::: EXCERPTED DATA
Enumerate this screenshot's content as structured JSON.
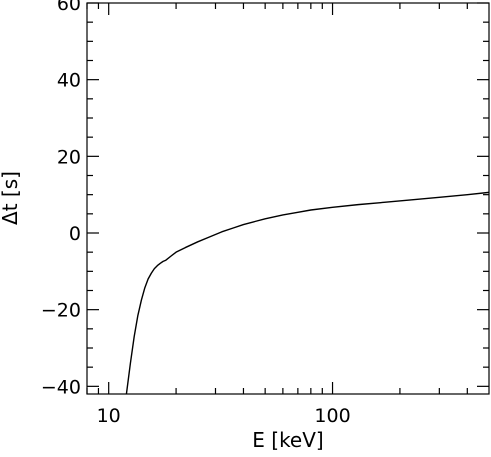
{
  "chart_data": {
    "type": "line",
    "title": "",
    "xlabel": "E [keV]",
    "ylabel": "Δt [s]",
    "xscale": "log",
    "xlim": [
      8,
      500
    ],
    "ylim": [
      -42,
      60
    ],
    "grid": false,
    "legend": "none",
    "x_ticks_major": [
      10,
      100
    ],
    "x_tick_labels": [
      "10",
      "100"
    ],
    "x_ticks_minor": [
      8,
      9,
      20,
      30,
      40,
      50,
      60,
      70,
      80,
      90,
      200,
      300,
      400
    ],
    "y_ticks_major": [
      -40,
      -20,
      0,
      20,
      40,
      60
    ],
    "y_tick_labels": [
      "−40",
      "−20",
      "0",
      "20",
      "40",
      "60"
    ],
    "y_ticks_minor": [
      -35,
      -30,
      -25,
      -15,
      -10,
      -5,
      5,
      10,
      15,
      25,
      30,
      35,
      45,
      50,
      55
    ],
    "line_color": "#000000",
    "series": [
      {
        "x": [
          12.0,
          12.5,
          13.0,
          13.5,
          14.0,
          14.5,
          15.0,
          15.5,
          16.0,
          16.5,
          17.0,
          17.5,
          18.0,
          19.0,
          20.0,
          22.0,
          25.0,
          28.0,
          32.0,
          36.0,
          40.0,
          45.0,
          50.0,
          60.0,
          70.0,
          80.0,
          100.0,
          130.0,
          170.0,
          220.0,
          300.0,
          400.0,
          500.0
        ],
        "y": [
          -42.0,
          -34.0,
          -27.0,
          -21.5,
          -17.5,
          -14.3,
          -12.0,
          -10.5,
          -9.3,
          -8.5,
          -7.9,
          -7.4,
          -7.1,
          -6.0,
          -5.0,
          -3.8,
          -2.3,
          -1.1,
          0.3,
          1.3,
          2.2,
          3.0,
          3.7,
          4.7,
          5.4,
          6.0,
          6.7,
          7.4,
          8.0,
          8.6,
          9.3,
          10.0,
          10.6
        ]
      }
    ]
  }
}
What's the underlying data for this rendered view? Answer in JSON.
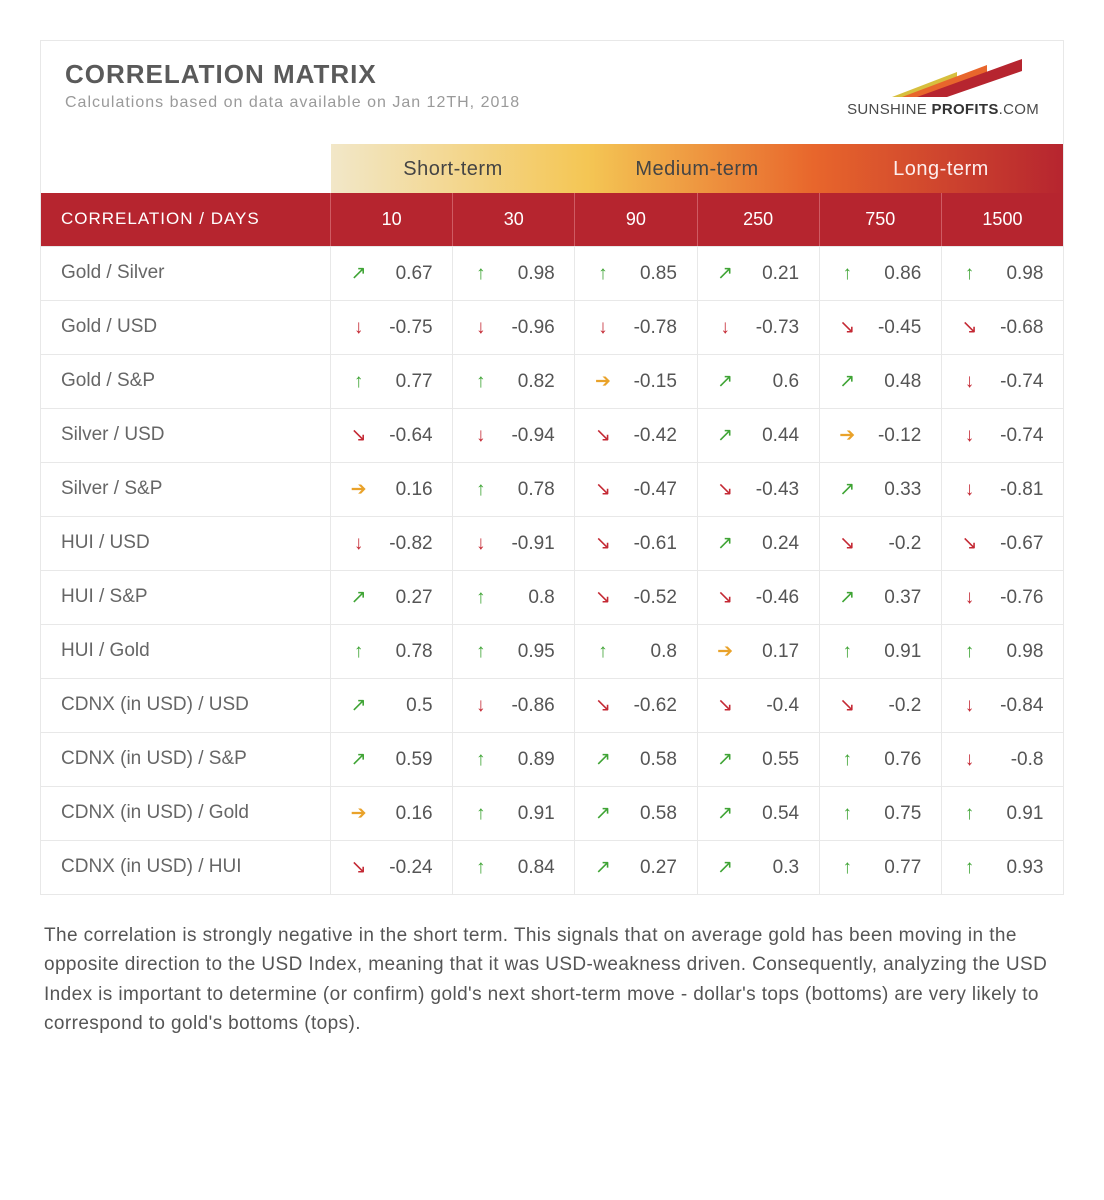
{
  "header": {
    "title": "CORRELATION MATRIX",
    "subtitle": "Calculations based on data available on Jan 12TH, 2018",
    "logo_line1a": "SUNSHINE ",
    "logo_line1b": "PROFITS",
    "logo_line1c": ".COM"
  },
  "terms": {
    "short": "Short-term",
    "medium": "Medium-term",
    "long": "Long-term"
  },
  "columns": {
    "label": "CORRELATION / DAYS",
    "days": [
      "10",
      "30",
      "90",
      "250",
      "750",
      "1500"
    ]
  },
  "arrows": {
    "up": "↑",
    "upd": "↗",
    "down": "↓",
    "downd": "↘",
    "flat": "➔"
  },
  "style": {
    "colors": {
      "bg": "#ffffff",
      "border": "#e8e8e8",
      "text": "#555555",
      "headerRed": "#b6252f",
      "headerRedBorder": "#cf5b63",
      "arrowUp": "#3fa435",
      "arrowDown": "#c42934",
      "arrowFlat": "#e9a22a",
      "termGradient": [
        "#f2e7c8",
        "#f4c654",
        "#e8662c",
        "#b6252f"
      ]
    },
    "font": {
      "family": "Verdana, Geneva, sans-serif",
      "titleSize": 26,
      "cellSize": 19
    },
    "columnCount": 6,
    "labelColWidth": 290,
    "termSplit": [
      2,
      2,
      2
    ]
  },
  "rows": [
    {
      "pair": "Gold / Silver",
      "cells": [
        {
          "dir": "upd",
          "val": "0.67"
        },
        {
          "dir": "up",
          "val": "0.98"
        },
        {
          "dir": "up",
          "val": "0.85"
        },
        {
          "dir": "upd",
          "val": "0.21"
        },
        {
          "dir": "up",
          "val": "0.86"
        },
        {
          "dir": "up",
          "val": "0.98"
        }
      ]
    },
    {
      "pair": "Gold / USD",
      "cells": [
        {
          "dir": "down",
          "val": "-0.75"
        },
        {
          "dir": "down",
          "val": "-0.96"
        },
        {
          "dir": "down",
          "val": "-0.78"
        },
        {
          "dir": "down",
          "val": "-0.73"
        },
        {
          "dir": "downd",
          "val": "-0.45"
        },
        {
          "dir": "downd",
          "val": "-0.68"
        }
      ]
    },
    {
      "pair": "Gold / S&P",
      "cells": [
        {
          "dir": "up",
          "val": "0.77"
        },
        {
          "dir": "up",
          "val": "0.82"
        },
        {
          "dir": "flat",
          "val": "-0.15"
        },
        {
          "dir": "upd",
          "val": "0.6"
        },
        {
          "dir": "upd",
          "val": "0.48"
        },
        {
          "dir": "down",
          "val": "-0.74"
        }
      ]
    },
    {
      "pair": "Silver / USD",
      "cells": [
        {
          "dir": "downd",
          "val": "-0.64"
        },
        {
          "dir": "down",
          "val": "-0.94"
        },
        {
          "dir": "downd",
          "val": "-0.42"
        },
        {
          "dir": "upd",
          "val": "0.44"
        },
        {
          "dir": "flat",
          "val": "-0.12"
        },
        {
          "dir": "down",
          "val": "-0.74"
        }
      ]
    },
    {
      "pair": "Silver / S&P",
      "cells": [
        {
          "dir": "flat",
          "val": "0.16"
        },
        {
          "dir": "up",
          "val": "0.78"
        },
        {
          "dir": "downd",
          "val": "-0.47"
        },
        {
          "dir": "downd",
          "val": "-0.43"
        },
        {
          "dir": "upd",
          "val": "0.33"
        },
        {
          "dir": "down",
          "val": "-0.81"
        }
      ]
    },
    {
      "pair": "HUI / USD",
      "cells": [
        {
          "dir": "down",
          "val": "-0.82"
        },
        {
          "dir": "down",
          "val": "-0.91"
        },
        {
          "dir": "downd",
          "val": "-0.61"
        },
        {
          "dir": "upd",
          "val": "0.24"
        },
        {
          "dir": "downd",
          "val": "-0.2"
        },
        {
          "dir": "downd",
          "val": "-0.67"
        }
      ]
    },
    {
      "pair": "HUI / S&P",
      "cells": [
        {
          "dir": "upd",
          "val": "0.27"
        },
        {
          "dir": "up",
          "val": "0.8"
        },
        {
          "dir": "downd",
          "val": "-0.52"
        },
        {
          "dir": "downd",
          "val": "-0.46"
        },
        {
          "dir": "upd",
          "val": "0.37"
        },
        {
          "dir": "down",
          "val": "-0.76"
        }
      ]
    },
    {
      "pair": "HUI / Gold",
      "cells": [
        {
          "dir": "up",
          "val": "0.78"
        },
        {
          "dir": "up",
          "val": "0.95"
        },
        {
          "dir": "up",
          "val": "0.8"
        },
        {
          "dir": "flat",
          "val": "0.17"
        },
        {
          "dir": "up",
          "val": "0.91"
        },
        {
          "dir": "up",
          "val": "0.98"
        }
      ]
    },
    {
      "pair": "CDNX (in USD) / USD",
      "cells": [
        {
          "dir": "upd",
          "val": "0.5"
        },
        {
          "dir": "down",
          "val": "-0.86"
        },
        {
          "dir": "downd",
          "val": "-0.62"
        },
        {
          "dir": "downd",
          "val": "-0.4"
        },
        {
          "dir": "downd",
          "val": "-0.2"
        },
        {
          "dir": "down",
          "val": "-0.84"
        }
      ]
    },
    {
      "pair": "CDNX (in USD) / S&P",
      "cells": [
        {
          "dir": "upd",
          "val": "0.59"
        },
        {
          "dir": "up",
          "val": "0.89"
        },
        {
          "dir": "upd",
          "val": "0.58"
        },
        {
          "dir": "upd",
          "val": "0.55"
        },
        {
          "dir": "up",
          "val": "0.76"
        },
        {
          "dir": "down",
          "val": "-0.8"
        }
      ]
    },
    {
      "pair": "CDNX (in USD) / Gold",
      "cells": [
        {
          "dir": "flat",
          "val": "0.16"
        },
        {
          "dir": "up",
          "val": "0.91"
        },
        {
          "dir": "upd",
          "val": "0.58"
        },
        {
          "dir": "upd",
          "val": "0.54"
        },
        {
          "dir": "up",
          "val": "0.75"
        },
        {
          "dir": "up",
          "val": "0.91"
        }
      ]
    },
    {
      "pair": "CDNX (in USD) / HUI",
      "cells": [
        {
          "dir": "downd",
          "val": "-0.24"
        },
        {
          "dir": "up",
          "val": "0.84"
        },
        {
          "dir": "upd",
          "val": "0.27"
        },
        {
          "dir": "upd",
          "val": "0.3"
        },
        {
          "dir": "up",
          "val": "0.77"
        },
        {
          "dir": "up",
          "val": "0.93"
        }
      ]
    }
  ],
  "footnote": "The correlation is strongly negative in the short term. This signals that on average gold has been moving in the opposite direction to the USD Index, meaning that it was USD-weakness driven. Consequently, analyzing the USD Index is important to determine (or confirm) gold's next short-term move - dollar's tops (bottoms) are very likely to correspond to gold's bottoms (tops)."
}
::::::
= PROBLEM DESCRIPTION =
Extract every line that has the string "JSON" in it.

= THE RESULT =
Enumerate this screenshot's content as structured JSON.
What's the underlying data for this rendered view? Answer in JSON.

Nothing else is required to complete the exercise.